EXERCISE.
Set down each record below precisely, skipping the pictures.

-- start of SUPPLIED DATA --

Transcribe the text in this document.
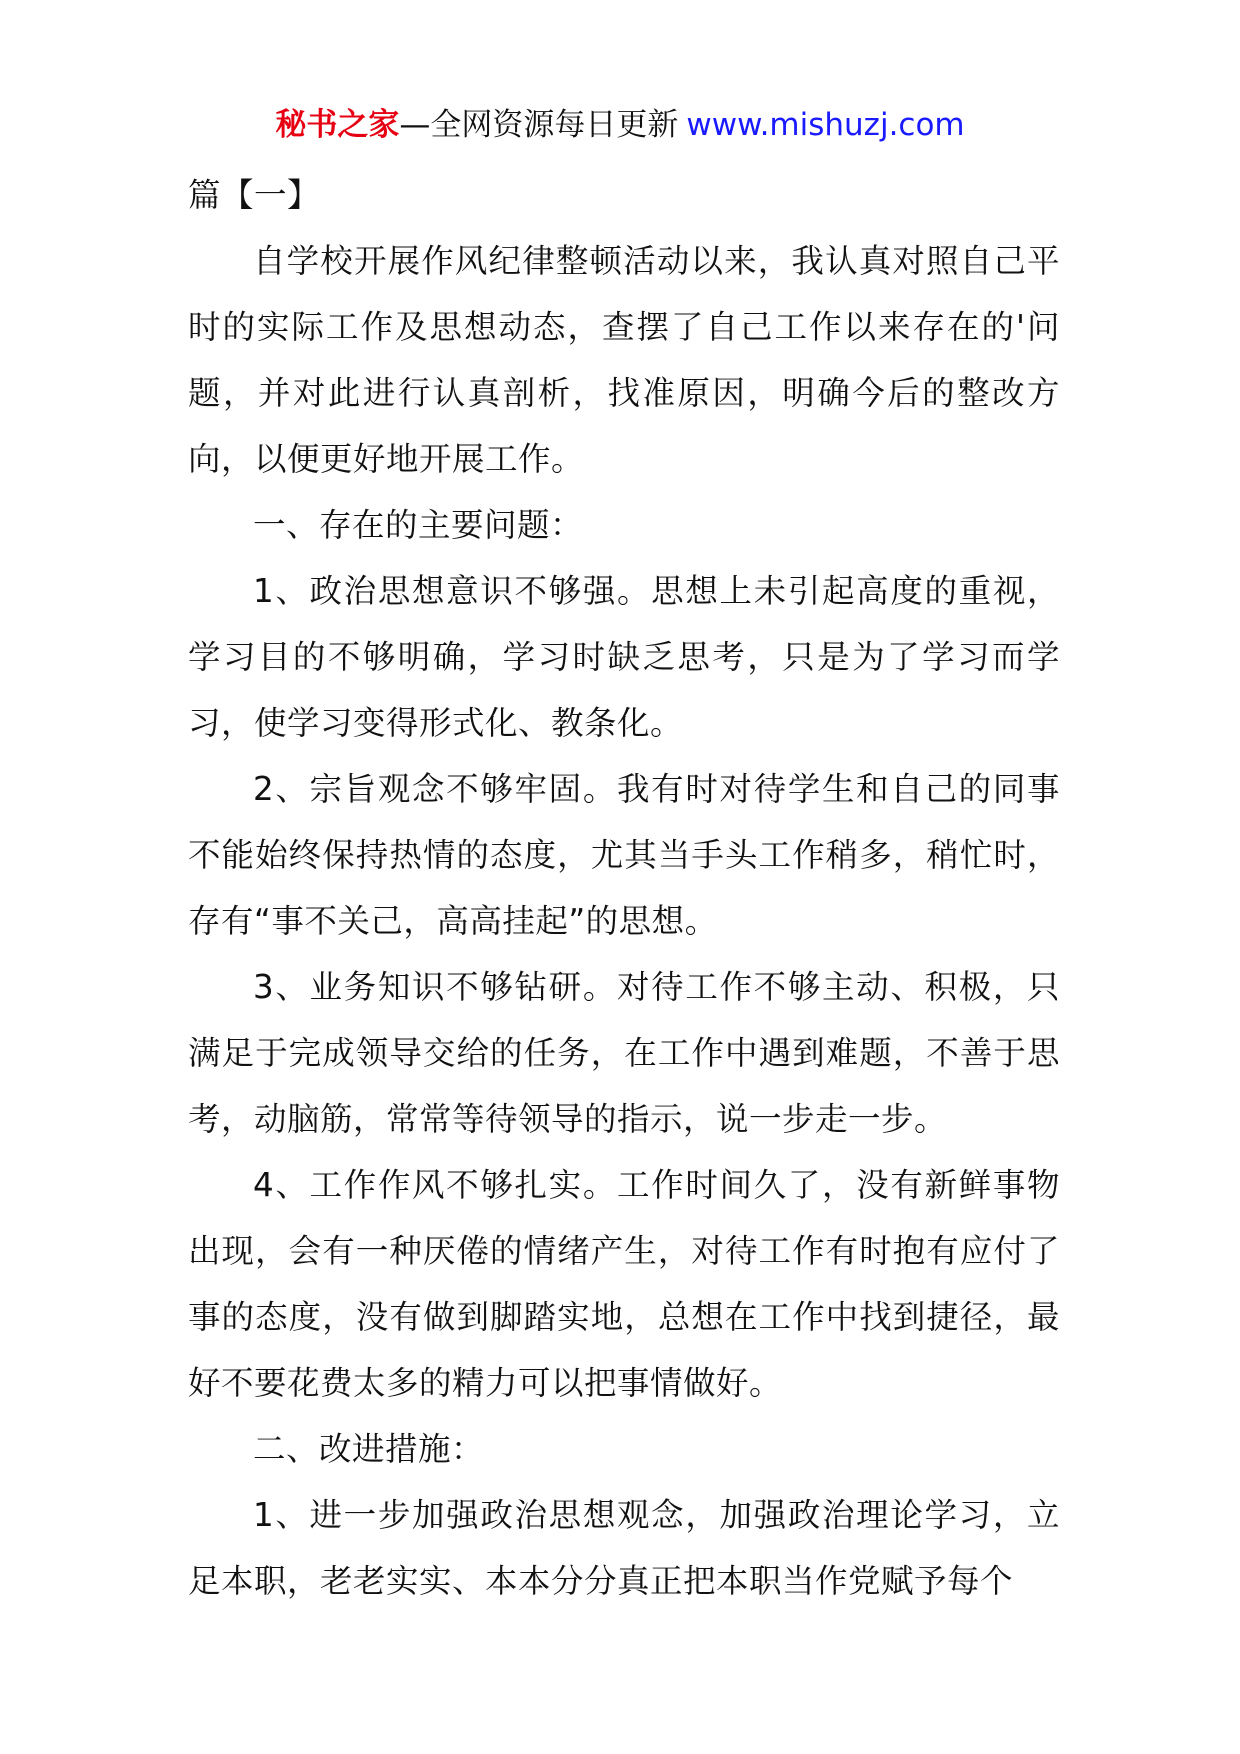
秘书之家—全网资源每日更新 www.mishuzj.com

篇【一】

自学校开展作风纪律整顿活动以来，我认真对照自己平时的实际工作及思想动态，查摆了自己工作以来存在的'问题，并对此进行认真剖析，找准原因，明确今后的整改方向，以便更好地开展工作。

一、存在的主要问题：

1、政治思想意识不够强。思想上未引起高度的重视，学习目的不够明确，学习时缺乏思考，只是为了学习而学习，使学习变得形式化、教条化。

2、宗旨观念不够牢固。我有时对待学生和自己的同事不能始终保持热情的态度，尤其当手头工作稍多，稍忙时，存有“事不关己，高高挂起”的思想。

3、业务知识不够钻研。对待工作不够主动、积极，只满足于完成领导交给的任务，在工作中遇到难题，不善于思考，动脑筋，常常等待领导的指示，说一步走一步。

4、工作作风不够扎实。工作时间久了，没有新鲜事物出现，会有一种厌倦的情绪产生，对待工作有时抱有应付了事的态度，没有做到脚踏实地，总想在工作中找到捷径，最好不要花费太多的精力可以把事情做好。

二、改进措施：

1、进一步加强政治思想观念，加强政治理论学习，立足本职，老老实实、本本分分真正把本职当作党赋予每个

-- end of SUPPLIED DATA --

RESPONSE TO THE EXERCISE.
Transcribe the text in this document.
秘书之家—全网资源每日更新 www.mishuzj.com

篇【一】

自学校开展作风纪律整顿活动以来，我认真对照自己平时的实际工作及思想动态，查摆了自己工作以来存在的'问题，并对此进行认真剖析，找准原因，明确今后的整改方向，以便更好地开展工作。

一、存在的主要问题：

1、政治思想意识不够强。思想上未引起高度的重视，学习目的不够明确，学习时缺乏思考，只是为了学习而学习，使学习变得形式化、教条化。

2、宗旨观念不够牢固。我有时对待学生和自己的同事不能始终保持热情的态度，尤其当手头工作稍多，稍忙时，存有“事不关己，高高挂起”的思想。

3、业务知识不够钻研。对待工作不够主动、积极，只满足于完成领导交给的任务，在工作中遇到难题，不善于思考，动脑筋，常常等待领导的指示，说一步走一步。

4、工作作风不够扎实。工作时间久了，没有新鲜事物出现，会有一种厌倦的情绪产生，对待工作有时抱有应付了事的态度，没有做到脚踏实地，总想在工作中找到捷径，最好不要花费太多的精力可以把事情做好。

二、改进措施：

1、进一步加强政治思想观念，加强政治理论学习，立足本职，老老实实、本本分分真正把本职当作党赋予每个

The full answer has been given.